======== Exercise input ========

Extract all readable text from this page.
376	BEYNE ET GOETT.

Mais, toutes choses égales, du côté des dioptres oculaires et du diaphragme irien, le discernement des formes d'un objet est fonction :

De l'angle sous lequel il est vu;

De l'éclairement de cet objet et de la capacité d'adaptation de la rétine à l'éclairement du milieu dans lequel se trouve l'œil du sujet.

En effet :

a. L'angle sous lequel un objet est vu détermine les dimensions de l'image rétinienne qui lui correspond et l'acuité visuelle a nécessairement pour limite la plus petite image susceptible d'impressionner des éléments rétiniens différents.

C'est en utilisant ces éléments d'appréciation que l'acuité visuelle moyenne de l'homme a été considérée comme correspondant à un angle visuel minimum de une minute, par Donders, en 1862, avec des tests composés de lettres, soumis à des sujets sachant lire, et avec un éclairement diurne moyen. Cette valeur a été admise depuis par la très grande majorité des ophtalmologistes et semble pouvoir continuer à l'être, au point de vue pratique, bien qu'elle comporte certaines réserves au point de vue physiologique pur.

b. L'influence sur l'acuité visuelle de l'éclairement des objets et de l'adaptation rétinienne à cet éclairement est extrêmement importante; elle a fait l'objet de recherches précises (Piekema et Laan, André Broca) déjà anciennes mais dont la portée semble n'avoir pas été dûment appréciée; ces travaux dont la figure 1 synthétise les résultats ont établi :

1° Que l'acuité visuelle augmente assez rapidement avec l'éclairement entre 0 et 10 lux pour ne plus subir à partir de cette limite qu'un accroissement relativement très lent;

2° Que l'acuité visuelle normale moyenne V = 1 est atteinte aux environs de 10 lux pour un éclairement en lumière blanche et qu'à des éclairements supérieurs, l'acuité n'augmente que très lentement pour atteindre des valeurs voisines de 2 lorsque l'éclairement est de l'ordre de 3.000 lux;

========

# To be done:
Set every line of the listing down word for word.

# Reply:
Extract all readable text from this page.
376	BEYNE ET GOETT.

Mais, toutes choses égales, du côté des dioptres oculaires et du diaphragme irien, le discernement des formes d'un objet est fonction :

De l'angle sous lequel il est vu;

De l'éclairement de cet objet et de la capacité d'adaptation de la rétine à l'éclairement du milieu dans lequel se trouve l'œil du sujet.

En effet :

a. L'angle sous lequel un objet est vu détermine les dimensions de l'image rétinienne qui lui correspond et l'acuité visuelle a nécessairement pour limite la plus petite image susceptible d'impressionner des éléments rétiniens différents.

C'est en utilisant ces éléments d'appréciation que l'acuité visuelle moyenne de l'homme a été considérée comme correspondant à un angle visuel minimum de une minute, par Donders, en 1862, avec des tests composés de lettres, soumis à des sujets sachant lire, et avec un éclairement diurne moyen. Cette valeur a été admise depuis par la très grande majorité des ophtalmologistes et semble pouvoir continuer à l'être, au point de vue pratique, bien qu'elle comporte certaines réserves au point de vue physiologique pur.

b. L'influence sur l'acuité visuelle de l'éclairement des objets et de l'adaptation rétinienne à cet éclairement est extrêmement importante; elle a fait l'objet de recherches précises (Piekema et Laan, André Broca) déjà anciennes mais dont la portée semble n'avoir pas été dûment appréciée; ces travaux dont la figure 1 synthétise les résultats ont établi :

1° Que l'acuité visuelle augmente assez rapidement avec l'éclairement entre 0 et 10 lux pour ne plus subir à partir de cette limite qu'un accroissement relativement très lent;

2° Que l'acuité visuelle normale moyenne V = 1 est atteinte aux environs de 10 lux pour un éclairement en lumière blanche et qu'à des éclairements supérieurs, l'acuité n'augmente que très lentement pour atteindre des valeurs voisines de 2 lorsque l'éclairement est de l'ordre de 3.000 lux;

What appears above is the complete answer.